§ What you will do
In the data that follows, count every line holding the string "системы" and give the count alone.

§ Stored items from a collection

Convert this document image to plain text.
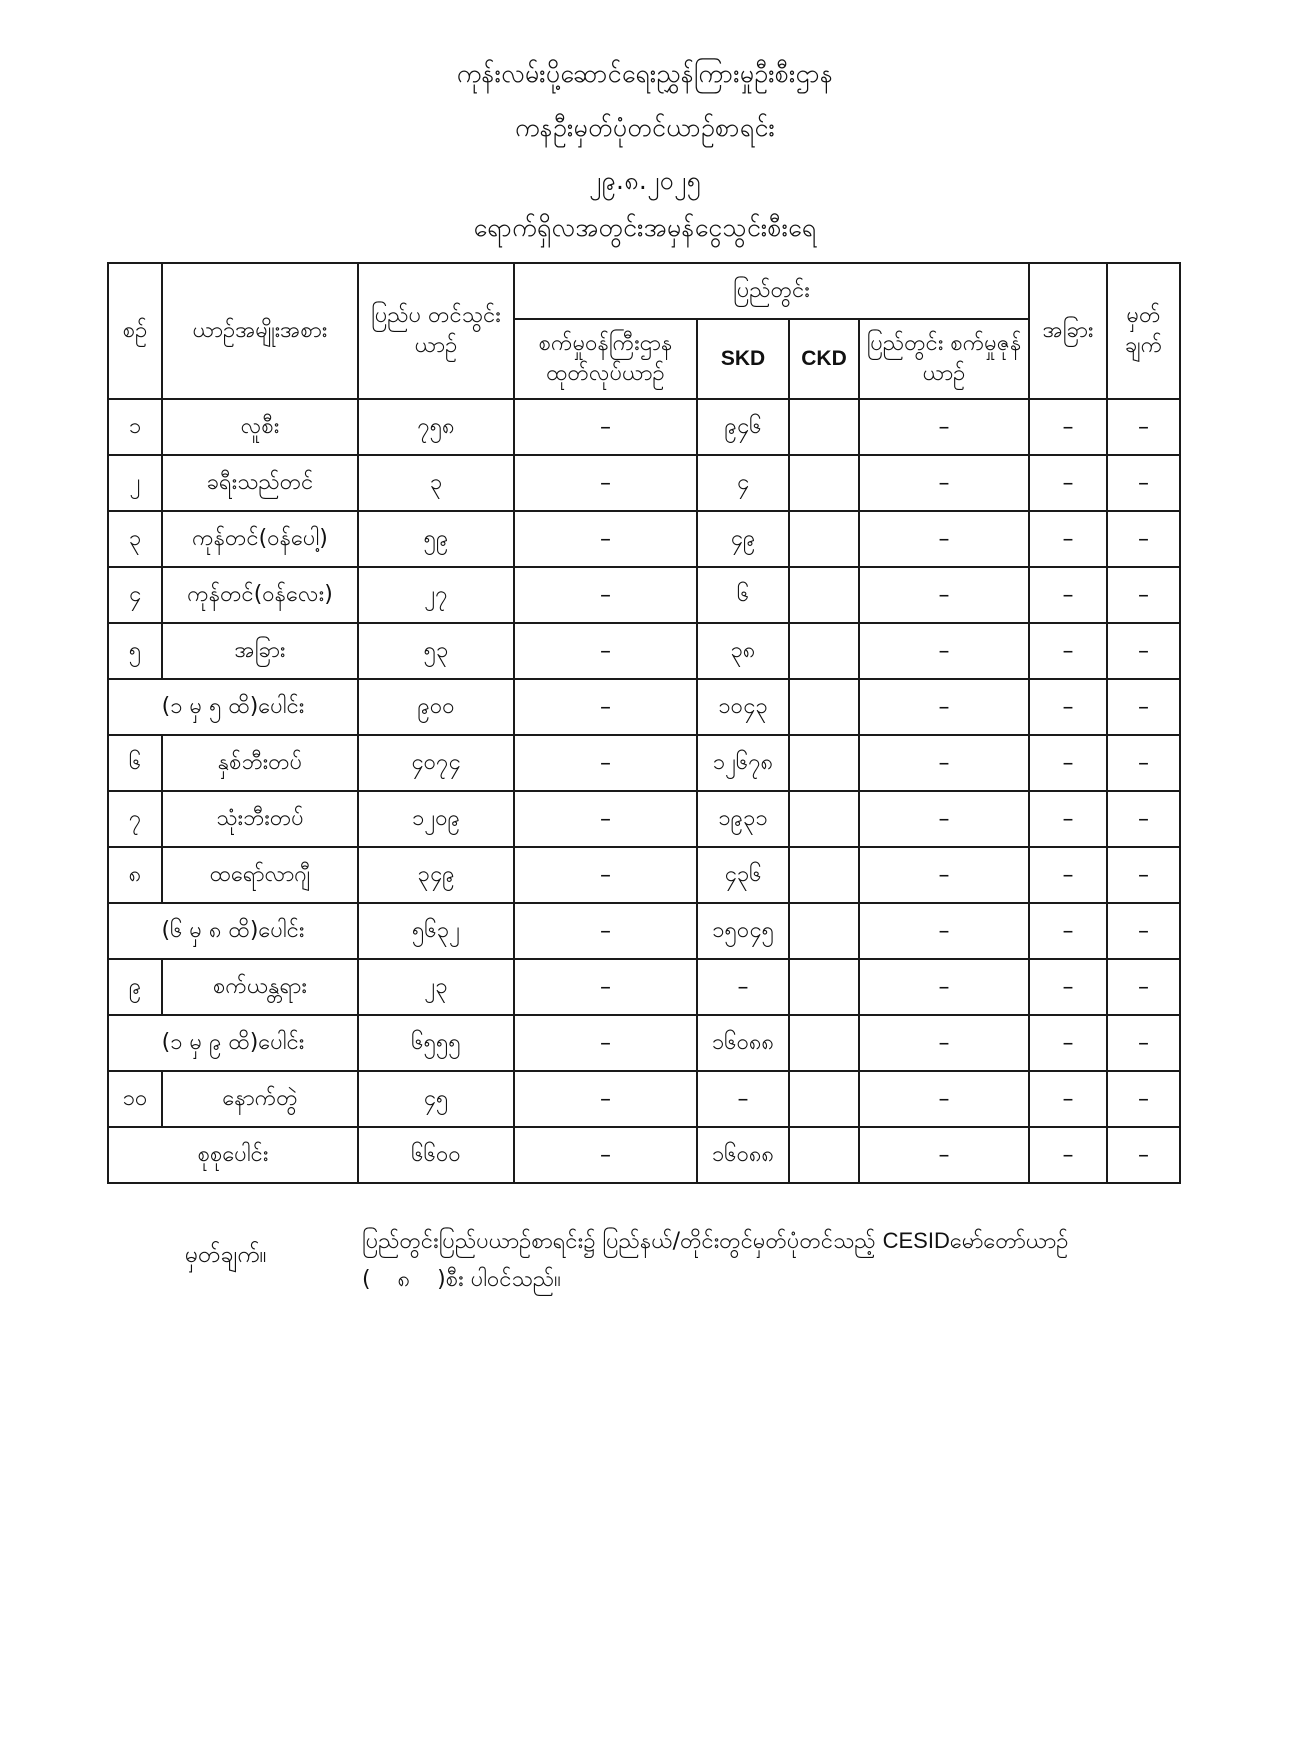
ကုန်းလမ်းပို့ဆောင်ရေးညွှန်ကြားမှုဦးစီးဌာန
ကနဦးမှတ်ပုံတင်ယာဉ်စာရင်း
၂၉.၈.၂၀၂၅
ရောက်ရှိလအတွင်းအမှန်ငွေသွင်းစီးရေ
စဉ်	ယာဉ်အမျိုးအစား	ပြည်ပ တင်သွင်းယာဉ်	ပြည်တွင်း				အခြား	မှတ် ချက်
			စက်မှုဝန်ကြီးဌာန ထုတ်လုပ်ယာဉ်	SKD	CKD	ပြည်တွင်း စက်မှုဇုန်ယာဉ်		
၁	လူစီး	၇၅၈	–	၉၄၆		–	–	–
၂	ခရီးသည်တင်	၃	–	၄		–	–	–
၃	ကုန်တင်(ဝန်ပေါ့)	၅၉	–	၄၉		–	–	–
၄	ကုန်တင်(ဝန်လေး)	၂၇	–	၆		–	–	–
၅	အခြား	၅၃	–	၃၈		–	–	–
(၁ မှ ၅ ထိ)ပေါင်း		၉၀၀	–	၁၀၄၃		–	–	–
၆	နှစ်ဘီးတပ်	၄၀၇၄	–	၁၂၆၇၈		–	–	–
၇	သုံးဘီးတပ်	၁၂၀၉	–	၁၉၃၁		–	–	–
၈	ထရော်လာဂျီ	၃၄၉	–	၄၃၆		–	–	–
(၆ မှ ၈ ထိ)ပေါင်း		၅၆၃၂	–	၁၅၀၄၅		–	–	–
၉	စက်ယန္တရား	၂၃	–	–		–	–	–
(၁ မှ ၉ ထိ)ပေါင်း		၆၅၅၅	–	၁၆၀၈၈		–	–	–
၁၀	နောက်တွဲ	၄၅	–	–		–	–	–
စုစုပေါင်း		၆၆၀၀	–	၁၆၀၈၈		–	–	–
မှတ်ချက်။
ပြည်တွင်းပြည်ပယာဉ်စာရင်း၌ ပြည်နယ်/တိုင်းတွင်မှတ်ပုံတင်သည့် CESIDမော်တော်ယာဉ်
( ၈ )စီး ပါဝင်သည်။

==

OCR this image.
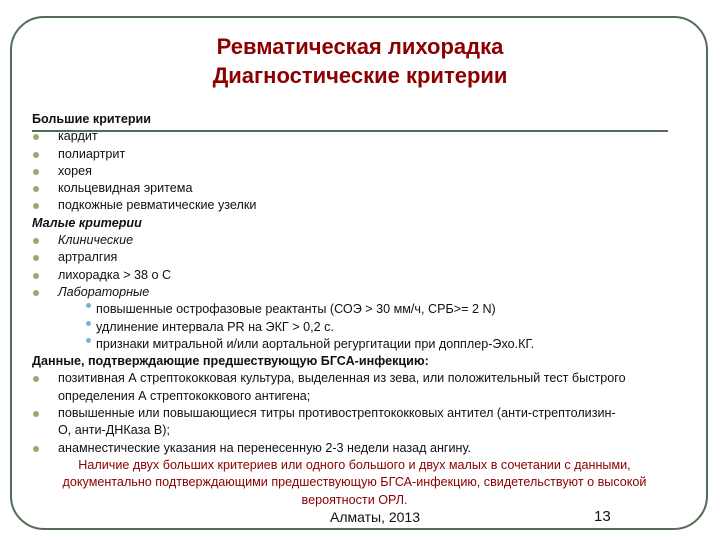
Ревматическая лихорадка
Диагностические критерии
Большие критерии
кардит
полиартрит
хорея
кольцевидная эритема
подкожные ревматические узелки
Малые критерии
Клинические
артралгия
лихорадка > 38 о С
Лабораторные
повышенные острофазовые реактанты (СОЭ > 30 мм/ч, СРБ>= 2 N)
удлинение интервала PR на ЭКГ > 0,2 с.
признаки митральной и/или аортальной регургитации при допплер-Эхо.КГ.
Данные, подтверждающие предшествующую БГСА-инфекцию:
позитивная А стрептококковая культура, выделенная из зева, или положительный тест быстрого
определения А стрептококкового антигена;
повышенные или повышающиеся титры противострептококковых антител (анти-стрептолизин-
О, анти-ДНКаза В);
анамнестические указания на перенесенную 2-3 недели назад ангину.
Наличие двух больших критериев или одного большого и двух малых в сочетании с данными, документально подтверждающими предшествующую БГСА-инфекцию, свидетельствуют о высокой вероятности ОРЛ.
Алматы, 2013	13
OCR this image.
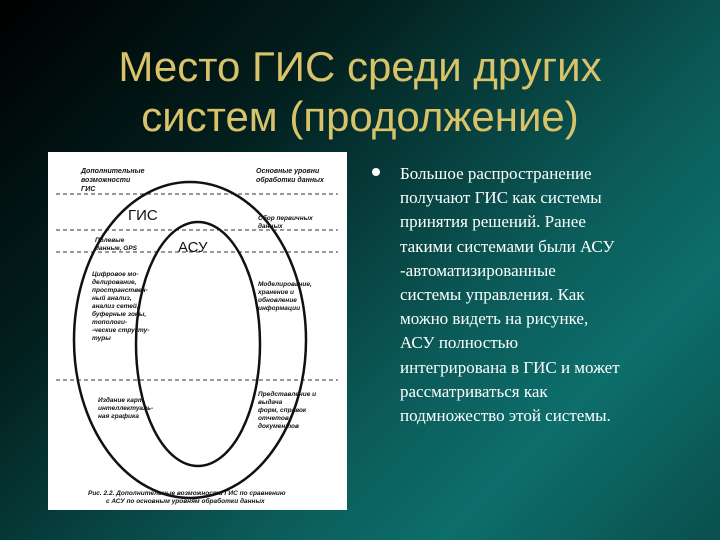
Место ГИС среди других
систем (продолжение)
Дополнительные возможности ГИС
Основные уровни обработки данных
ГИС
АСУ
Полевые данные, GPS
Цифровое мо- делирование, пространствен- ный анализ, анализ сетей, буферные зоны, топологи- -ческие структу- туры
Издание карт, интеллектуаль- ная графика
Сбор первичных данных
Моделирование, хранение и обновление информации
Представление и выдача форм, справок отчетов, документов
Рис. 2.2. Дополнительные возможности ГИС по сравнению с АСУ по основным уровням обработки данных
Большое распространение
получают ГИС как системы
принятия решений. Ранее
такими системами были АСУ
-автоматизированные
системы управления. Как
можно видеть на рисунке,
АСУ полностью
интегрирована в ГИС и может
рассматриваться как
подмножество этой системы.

§ Answer for this exercise
3